--- Start of Material to process ---
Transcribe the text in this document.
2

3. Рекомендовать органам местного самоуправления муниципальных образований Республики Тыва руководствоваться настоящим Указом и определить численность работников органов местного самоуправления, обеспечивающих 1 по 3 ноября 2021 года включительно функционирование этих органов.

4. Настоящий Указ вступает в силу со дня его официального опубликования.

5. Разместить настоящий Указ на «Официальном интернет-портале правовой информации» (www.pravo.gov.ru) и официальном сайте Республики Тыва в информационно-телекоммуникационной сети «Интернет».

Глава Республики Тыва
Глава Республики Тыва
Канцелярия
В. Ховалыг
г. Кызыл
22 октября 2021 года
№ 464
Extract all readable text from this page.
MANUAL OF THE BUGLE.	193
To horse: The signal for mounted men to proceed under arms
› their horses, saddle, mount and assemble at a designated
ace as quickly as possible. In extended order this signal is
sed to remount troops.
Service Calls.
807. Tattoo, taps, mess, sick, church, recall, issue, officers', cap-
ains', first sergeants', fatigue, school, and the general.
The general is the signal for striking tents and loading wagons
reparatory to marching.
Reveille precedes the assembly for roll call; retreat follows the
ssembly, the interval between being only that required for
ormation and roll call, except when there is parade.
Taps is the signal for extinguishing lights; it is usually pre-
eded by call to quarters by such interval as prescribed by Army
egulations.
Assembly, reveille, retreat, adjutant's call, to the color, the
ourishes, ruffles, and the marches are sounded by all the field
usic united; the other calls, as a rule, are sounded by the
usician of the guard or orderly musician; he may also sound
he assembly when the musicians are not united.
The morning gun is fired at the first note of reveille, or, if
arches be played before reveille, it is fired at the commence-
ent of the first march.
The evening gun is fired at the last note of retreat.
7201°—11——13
--- End of Material to process ---
**The problem:** In the listing, how many lines hold "roll"? Answer with a bare number.

**The output:** 2